*Stated goal:* Omit every picture and write out the rest of the records exactly.
++++++
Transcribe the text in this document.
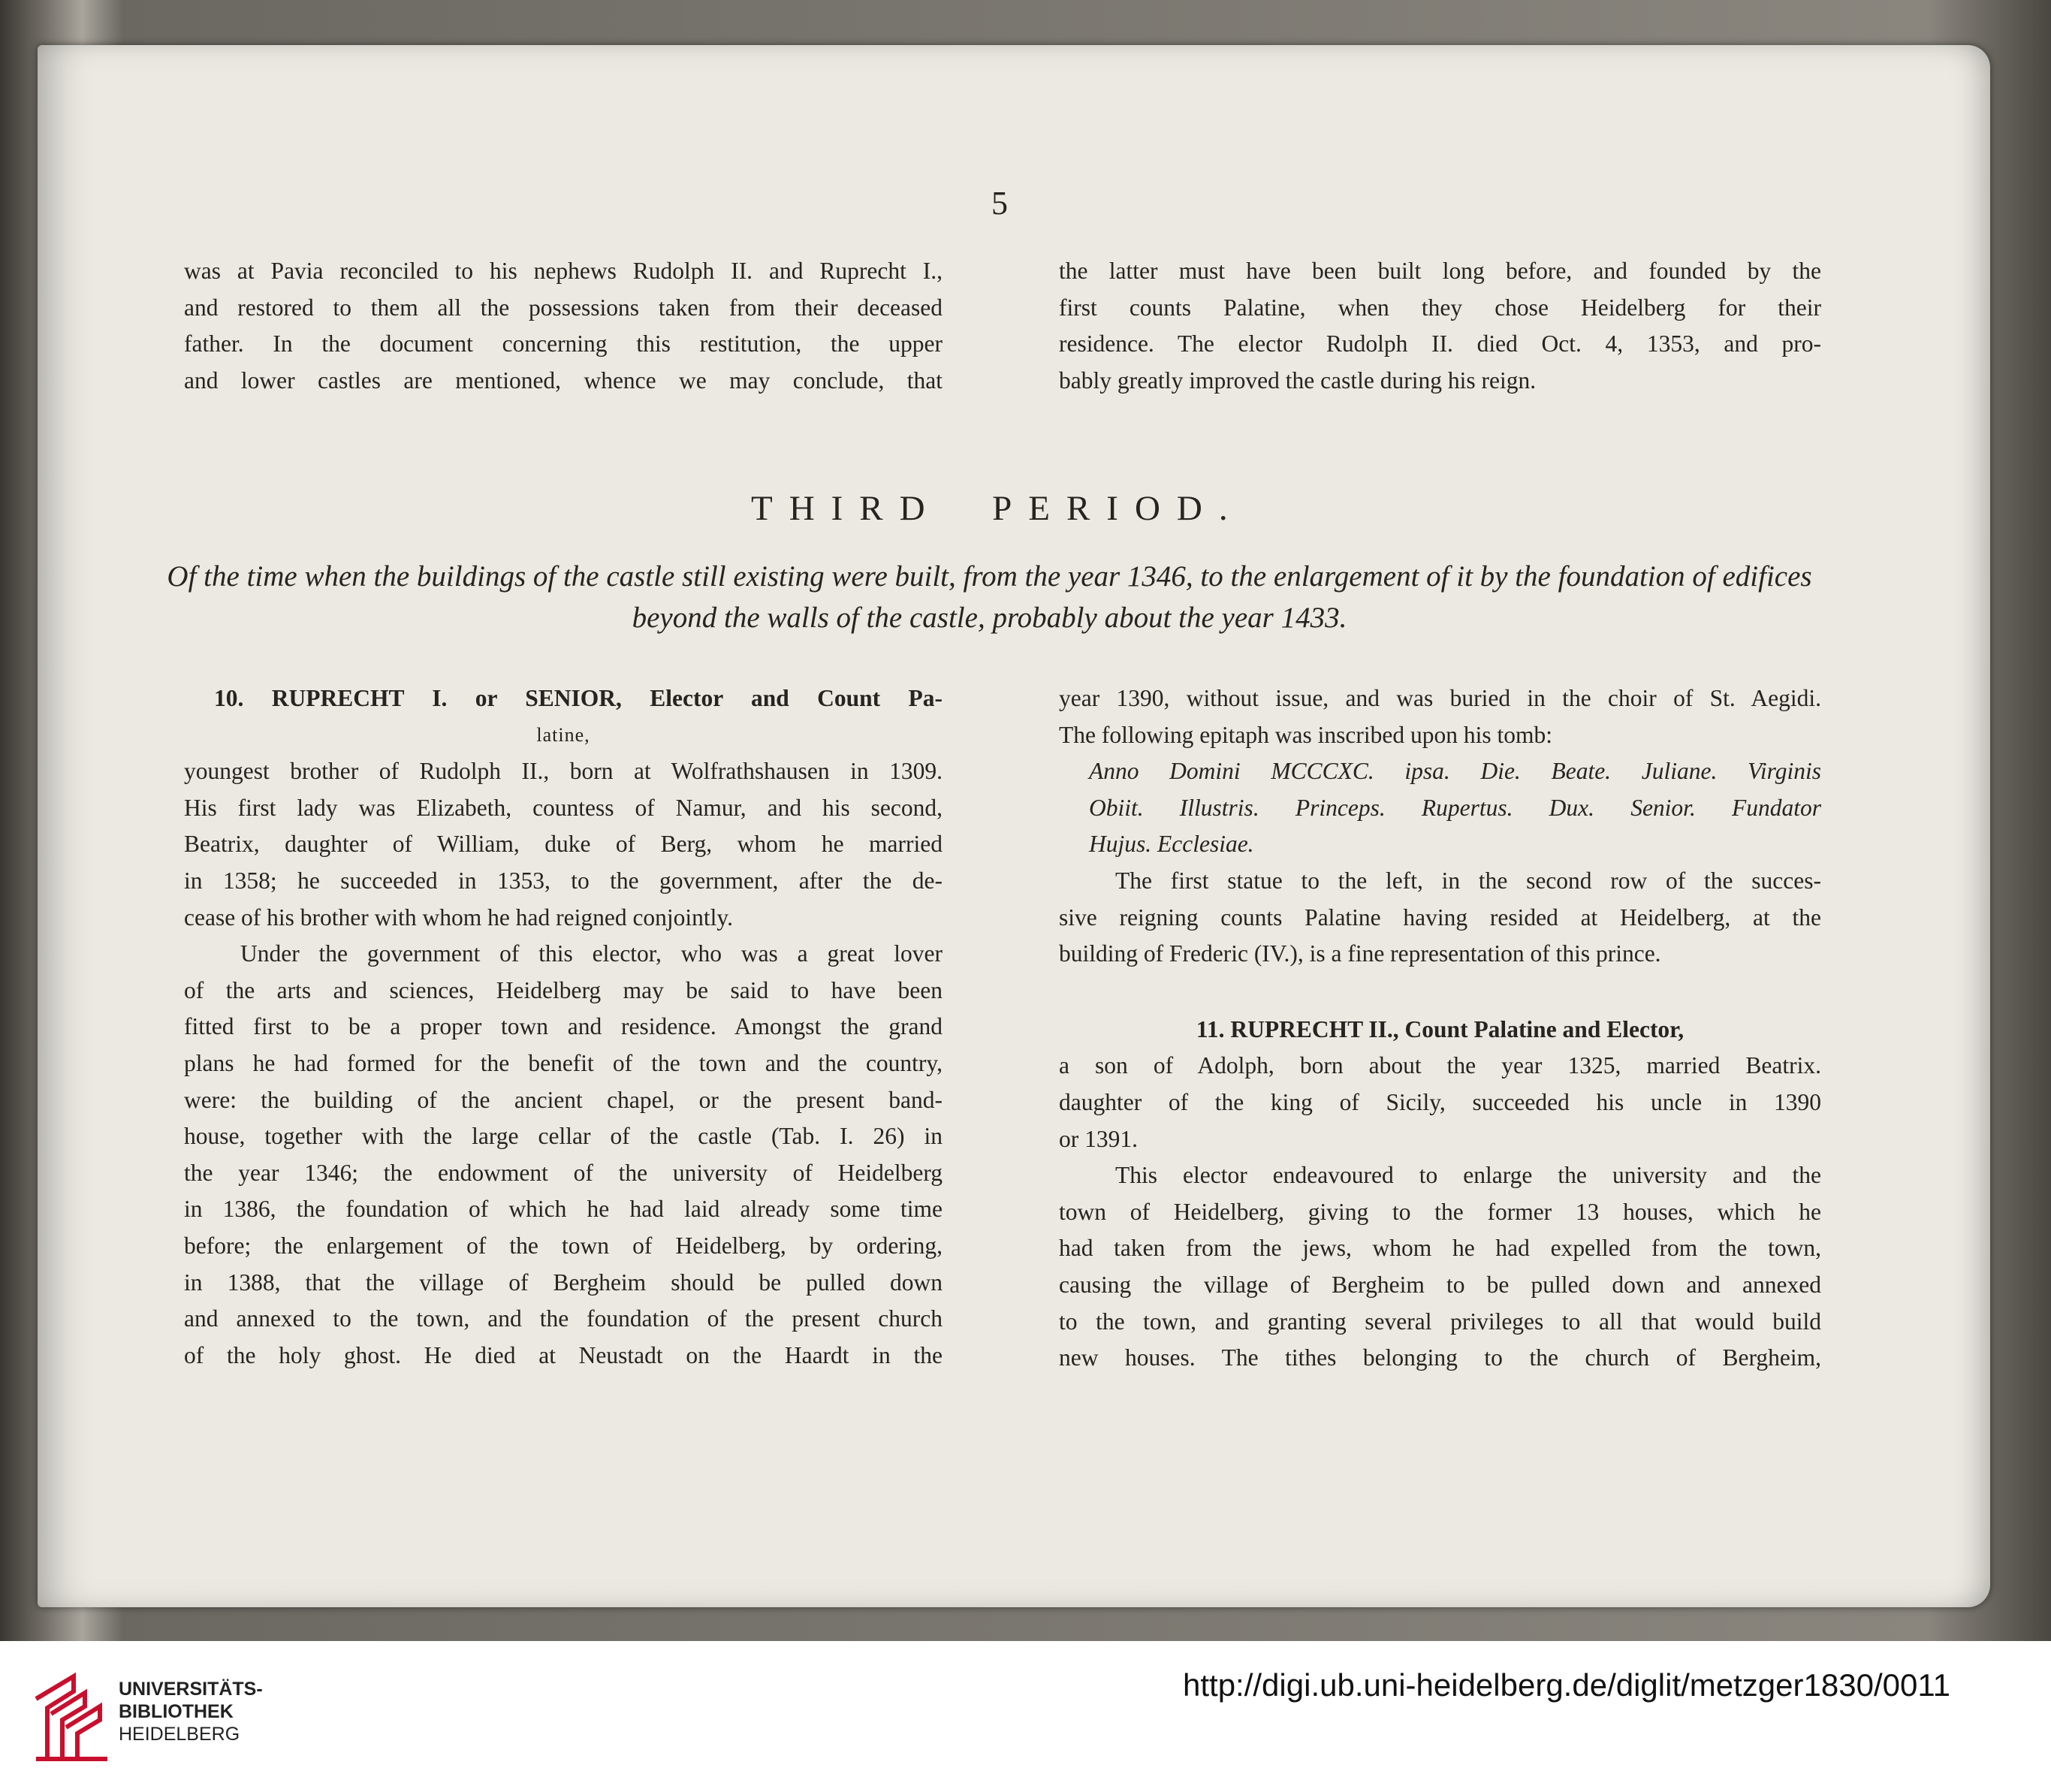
5

was at Pavia reconciled to his nephews Rudolph II. and Ruprecht I.,

and restored to them all the possessions taken from their deceased

father. In the document concerning this restitution, the upper

and lower castles are mentioned, whence we may conclude, that

the latter must have been built long before, and founded by the

first counts Palatine, when they chose Heidelberg for their

residence. The elector Rudolph II. died Oct. 4, 1353, and pro-

bably greatly improved the castle during his reign.

THIRD  PERIOD.
Of the time when the buildings of the castle still existing were built, from the year 1346, to the enlargement of it by the foundation of edifices beyond the walls of the castle, probably about the year 1433.

10. RUPRECHT I. or SENIOR, Elector and Count Pa-

latine,

youngest brother of Rudolph II., born at Wolfrathshausen in 1309.

His first lady was Elizabeth, countess of Namur, and his second,

Beatrix, daughter of William, duke of Berg, whom he married

in 1358; he succeeded in 1353, to the government, after the de-

cease of his brother with whom he had reigned conjointly.

Under the government of this elector, who was a great lover

of the arts and sciences, Heidelberg may be said to have been

fitted first to be a proper town and residence. Amongst the grand

plans he had formed for the benefit of the town and the country,

were: the building of the ancient chapel, or the present band-

house, together with the large cellar of the castle (Tab. I. 26) in

the year 1346; the endowment of the university of Heidelberg

in 1386, the foundation of which he had laid already some time

before; the enlargement of the town of Heidelberg, by ordering,

in 1388, that the village of Bergheim should be pulled down

and annexed to the town, and the foundation of the present church

of the holy ghost. He died at Neustadt on the Haardt in the

year 1390, without issue, and was buried in the choir of St. Aegidi.

The following epitaph was inscribed upon his tomb:

Anno Domini MCCCXC. ipsa. Die. Beate. Juliane. Virginis

Obiit. Illustris. Princeps. Rupertus. Dux. Senior. Fundator

Hujus. Ecclesiae.

The first statue to the left, in the second row of the succes-

sive reigning counts Palatine having resided at Heidelberg, at the

building of Frederic (IV.), is a fine representation of this prince.

11. RUPRECHT II., Count Palatine and Elector,

a son of Adolph, born about the year 1325, married Beatrix.

daughter of the king of Sicily, succeeded his uncle in 1390

or 1391.

This elector endeavoured to enlarge the university and the

town of Heidelberg, giving to the former 13 houses, which he

had taken from the jews, whom he had expelled from the town,

causing the village of Bergheim to be pulled down and annexed

to the town, and granting several privileges to all that would build

new houses. The tithes belonging to the church of Bergheim,

UNIVERSITÄTS-
BIBLIOTHEK
HEIDELBERG
http://digi.ub.uni-heidelberg.de/diglit/metzger1830/0011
++++++
*Task response:*
Transcribe the text in this document.
5

was at Pavia reconciled to his nephews Rudolph II. and Ruprecht I.,

and restored to them all the possessions taken from their deceased

father. In the document concerning this restitution, the upper

and lower castles are mentioned, whence we may conclude, that

the latter must have been built long before, and founded by the

first counts Palatine, when they chose Heidelberg for their

residence. The elector Rudolph II. died Oct. 4, 1353, and pro-

bably greatly improved the castle during his reign.

THIRD  PERIOD.
Of the time when the buildings of the castle still existing were built, from the year 1346, to the enlargement of it by the foundation of edifices beyond the walls of the castle, probably about the year 1433.

10. RUPRECHT I. or SENIOR, Elector and Count Pa-

latine,

youngest brother of Rudolph II., born at Wolfrathshausen in 1309.

His first lady was Elizabeth, countess of Namur, and his second,

Beatrix, daughter of William, duke of Berg, whom he married

in 1358; he succeeded in 1353, to the government, after the de-

cease of his brother with whom he had reigned conjointly.

Under the government of this elector, who was a great lover

of the arts and sciences, Heidelberg may be said to have been

fitted first to be a proper town and residence. Amongst the grand

plans he had formed for the benefit of the town and the country,

were: the building of the ancient chapel, or the present band-

house, together with the large cellar of the castle (Tab. I. 26) in

the year 1346; the endowment of the university of Heidelberg

in 1386, the foundation of which he had laid already some time

before; the enlargement of the town of Heidelberg, by ordering,

in 1388, that the village of Bergheim should be pulled down

and annexed to the town, and the foundation of the present church

of the holy ghost. He died at Neustadt on the Haardt in the

year 1390, without issue, and was buried in the choir of St. Aegidi.

The following epitaph was inscribed upon his tomb:

Anno Domini MCCCXC. ipsa. Die. Beate. Juliane. Virginis

Obiit. Illustris. Princeps. Rupertus. Dux. Senior. Fundator

Hujus. Ecclesiae.

The first statue to the left, in the second row of the succes-

sive reigning counts Palatine having resided at Heidelberg, at the

building of Frederic (IV.), is a fine representation of this prince.

11. RUPRECHT II., Count Palatine and Elector,

a son of Adolph, born about the year 1325, married Beatrix.

daughter of the king of Sicily, succeeded his uncle in 1390

or 1391.

This elector endeavoured to enlarge the university and the

town of Heidelberg, giving to the former 13 houses, which he

had taken from the jews, whom he had expelled from the town,

causing the village of Bergheim to be pulled down and annexed

to the town, and granting several privileges to all that would build

new houses. The tithes belonging to the church of Bergheim,

UNIVERSITÄTS-
BIBLIOTHEK
HEIDELBERG
http://digi.ub.uni-heidelberg.de/diglit/metzger1830/0011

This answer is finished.